--- Supplied material ---
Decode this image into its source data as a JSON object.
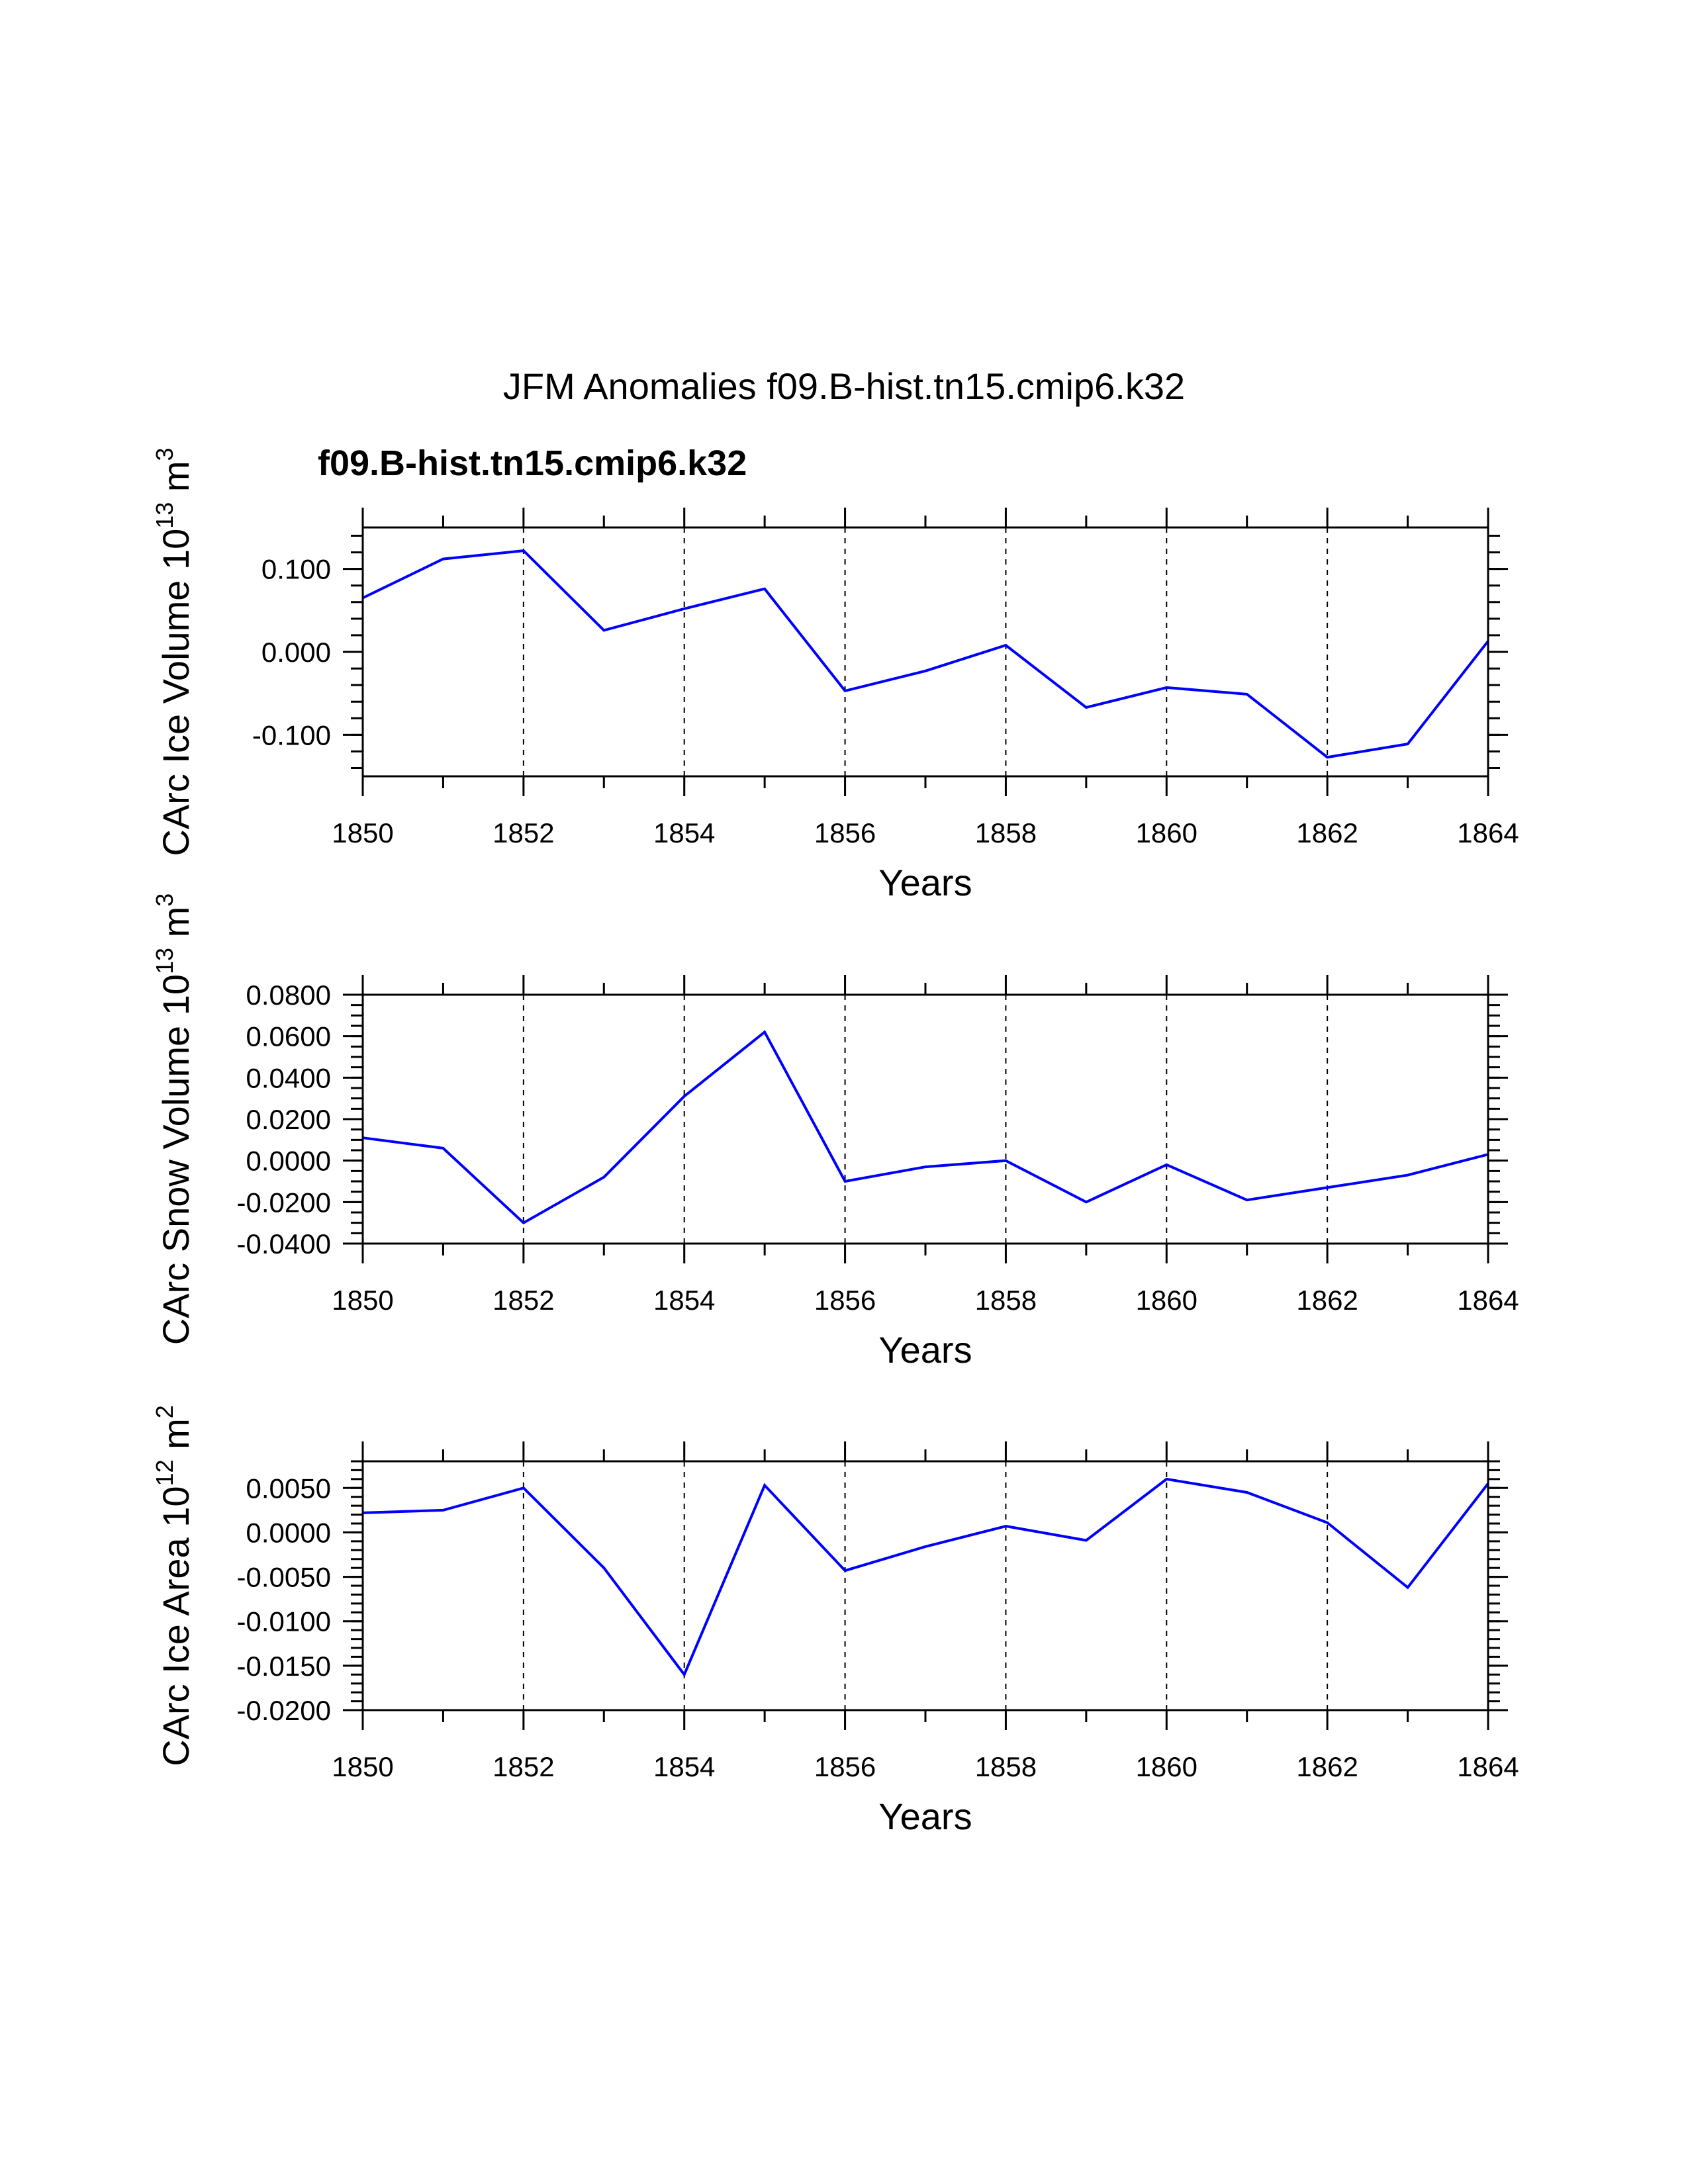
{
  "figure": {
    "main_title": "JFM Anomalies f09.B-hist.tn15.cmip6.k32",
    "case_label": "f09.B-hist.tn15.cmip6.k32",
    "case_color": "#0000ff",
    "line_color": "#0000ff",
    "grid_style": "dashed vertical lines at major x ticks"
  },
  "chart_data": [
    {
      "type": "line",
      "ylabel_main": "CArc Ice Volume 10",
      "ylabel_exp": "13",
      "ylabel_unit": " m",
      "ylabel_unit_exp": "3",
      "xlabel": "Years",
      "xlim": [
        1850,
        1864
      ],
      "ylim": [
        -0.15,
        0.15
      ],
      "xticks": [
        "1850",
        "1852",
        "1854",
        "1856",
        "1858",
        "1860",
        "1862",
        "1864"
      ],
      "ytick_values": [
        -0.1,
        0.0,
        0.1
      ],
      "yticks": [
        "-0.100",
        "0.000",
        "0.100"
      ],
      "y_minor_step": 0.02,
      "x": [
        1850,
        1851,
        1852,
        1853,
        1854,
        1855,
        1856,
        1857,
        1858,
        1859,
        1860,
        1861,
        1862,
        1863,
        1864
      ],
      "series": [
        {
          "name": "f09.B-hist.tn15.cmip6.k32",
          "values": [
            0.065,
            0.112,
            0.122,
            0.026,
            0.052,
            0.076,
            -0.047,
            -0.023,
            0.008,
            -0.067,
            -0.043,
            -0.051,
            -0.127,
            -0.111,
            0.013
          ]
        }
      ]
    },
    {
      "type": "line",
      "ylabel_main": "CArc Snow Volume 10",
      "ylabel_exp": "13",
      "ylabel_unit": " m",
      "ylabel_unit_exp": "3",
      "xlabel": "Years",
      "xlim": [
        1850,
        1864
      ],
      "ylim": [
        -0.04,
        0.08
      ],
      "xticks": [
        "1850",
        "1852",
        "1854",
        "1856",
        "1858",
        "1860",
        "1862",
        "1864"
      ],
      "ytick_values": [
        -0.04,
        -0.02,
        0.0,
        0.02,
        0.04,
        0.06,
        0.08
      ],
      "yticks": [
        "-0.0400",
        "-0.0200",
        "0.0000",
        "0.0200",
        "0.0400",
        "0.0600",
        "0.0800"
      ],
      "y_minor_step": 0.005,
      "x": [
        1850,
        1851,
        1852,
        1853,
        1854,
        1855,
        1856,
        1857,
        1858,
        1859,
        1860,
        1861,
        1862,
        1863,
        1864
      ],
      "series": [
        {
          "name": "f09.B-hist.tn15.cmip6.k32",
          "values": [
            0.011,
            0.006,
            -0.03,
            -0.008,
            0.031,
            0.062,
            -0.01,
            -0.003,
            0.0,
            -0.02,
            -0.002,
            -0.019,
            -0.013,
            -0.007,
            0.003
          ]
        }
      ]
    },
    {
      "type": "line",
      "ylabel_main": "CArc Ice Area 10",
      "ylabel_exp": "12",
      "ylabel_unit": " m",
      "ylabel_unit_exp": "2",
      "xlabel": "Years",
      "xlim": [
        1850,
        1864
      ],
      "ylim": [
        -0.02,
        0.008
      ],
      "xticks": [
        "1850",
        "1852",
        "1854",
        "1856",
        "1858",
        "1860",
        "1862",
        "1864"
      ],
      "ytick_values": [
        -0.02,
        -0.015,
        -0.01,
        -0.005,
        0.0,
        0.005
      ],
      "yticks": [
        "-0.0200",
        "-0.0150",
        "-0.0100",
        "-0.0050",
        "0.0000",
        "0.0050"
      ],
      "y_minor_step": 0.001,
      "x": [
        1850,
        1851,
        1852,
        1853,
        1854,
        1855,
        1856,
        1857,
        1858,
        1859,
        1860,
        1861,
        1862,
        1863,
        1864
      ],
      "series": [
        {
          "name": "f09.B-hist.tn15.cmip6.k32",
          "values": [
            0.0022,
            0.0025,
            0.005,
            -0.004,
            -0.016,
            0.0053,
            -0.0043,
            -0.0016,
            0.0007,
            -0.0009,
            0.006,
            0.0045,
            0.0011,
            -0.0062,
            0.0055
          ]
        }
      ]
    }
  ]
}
---
**Do this**
Retype each entry precisely. Skip images entirely.

**Right answer**
Decode this image into its source data as a JSON object.
{
  "figure": {
    "main_title": "JFM Anomalies f09.B-hist.tn15.cmip6.k32",
    "case_label": "f09.B-hist.tn15.cmip6.k32",
    "case_color": "#0000ff",
    "line_color": "#0000ff",
    "grid_style": "dashed vertical lines at major x ticks"
  },
  "chart_data": [
    {
      "type": "line",
      "ylabel_main": "CArc Ice Volume 10",
      "ylabel_exp": "13",
      "ylabel_unit": " m",
      "ylabel_unit_exp": "3",
      "xlabel": "Years",
      "xlim": [
        1850,
        1864
      ],
      "ylim": [
        -0.15,
        0.15
      ],
      "xticks": [
        "1850",
        "1852",
        "1854",
        "1856",
        "1858",
        "1860",
        "1862",
        "1864"
      ],
      "ytick_values": [
        -0.1,
        0.0,
        0.1
      ],
      "yticks": [
        "-0.100",
        "0.000",
        "0.100"
      ],
      "y_minor_step": 0.02,
      "x": [
        1850,
        1851,
        1852,
        1853,
        1854,
        1855,
        1856,
        1857,
        1858,
        1859,
        1860,
        1861,
        1862,
        1863,
        1864
      ],
      "series": [
        {
          "name": "f09.B-hist.tn15.cmip6.k32",
          "values": [
            0.065,
            0.112,
            0.122,
            0.026,
            0.052,
            0.076,
            -0.047,
            -0.023,
            0.008,
            -0.067,
            -0.043,
            -0.051,
            -0.127,
            -0.111,
            0.013
          ]
        }
      ]
    },
    {
      "type": "line",
      "ylabel_main": "CArc Snow Volume 10",
      "ylabel_exp": "13",
      "ylabel_unit": " m",
      "ylabel_unit_exp": "3",
      "xlabel": "Years",
      "xlim": [
        1850,
        1864
      ],
      "ylim": [
        -0.04,
        0.08
      ],
      "xticks": [
        "1850",
        "1852",
        "1854",
        "1856",
        "1858",
        "1860",
        "1862",
        "1864"
      ],
      "ytick_values": [
        -0.04,
        -0.02,
        0.0,
        0.02,
        0.04,
        0.06,
        0.08
      ],
      "yticks": [
        "-0.0400",
        "-0.0200",
        "0.0000",
        "0.0200",
        "0.0400",
        "0.0600",
        "0.0800"
      ],
      "y_minor_step": 0.005,
      "x": [
        1850,
        1851,
        1852,
        1853,
        1854,
        1855,
        1856,
        1857,
        1858,
        1859,
        1860,
        1861,
        1862,
        1863,
        1864
      ],
      "series": [
        {
          "name": "f09.B-hist.tn15.cmip6.k32",
          "values": [
            0.011,
            0.006,
            -0.03,
            -0.008,
            0.031,
            0.062,
            -0.01,
            -0.003,
            0.0,
            -0.02,
            -0.002,
            -0.019,
            -0.013,
            -0.007,
            0.003
          ]
        }
      ]
    },
    {
      "type": "line",
      "ylabel_main": "CArc Ice Area 10",
      "ylabel_exp": "12",
      "ylabel_unit": " m",
      "ylabel_unit_exp": "2",
      "xlabel": "Years",
      "xlim": [
        1850,
        1864
      ],
      "ylim": [
        -0.02,
        0.008
      ],
      "xticks": [
        "1850",
        "1852",
        "1854",
        "1856",
        "1858",
        "1860",
        "1862",
        "1864"
      ],
      "ytick_values": [
        -0.02,
        -0.015,
        -0.01,
        -0.005,
        0.0,
        0.005
      ],
      "yticks": [
        "-0.0200",
        "-0.0150",
        "-0.0100",
        "-0.0050",
        "0.0000",
        "0.0050"
      ],
      "y_minor_step": 0.001,
      "x": [
        1850,
        1851,
        1852,
        1853,
        1854,
        1855,
        1856,
        1857,
        1858,
        1859,
        1860,
        1861,
        1862,
        1863,
        1864
      ],
      "series": [
        {
          "name": "f09.B-hist.tn15.cmip6.k32",
          "values": [
            0.0022,
            0.0025,
            0.005,
            -0.004,
            -0.016,
            0.0053,
            -0.0043,
            -0.0016,
            0.0007,
            -0.0009,
            0.006,
            0.0045,
            0.0011,
            -0.0062,
            0.0055
          ]
        }
      ]
    }
  ]
}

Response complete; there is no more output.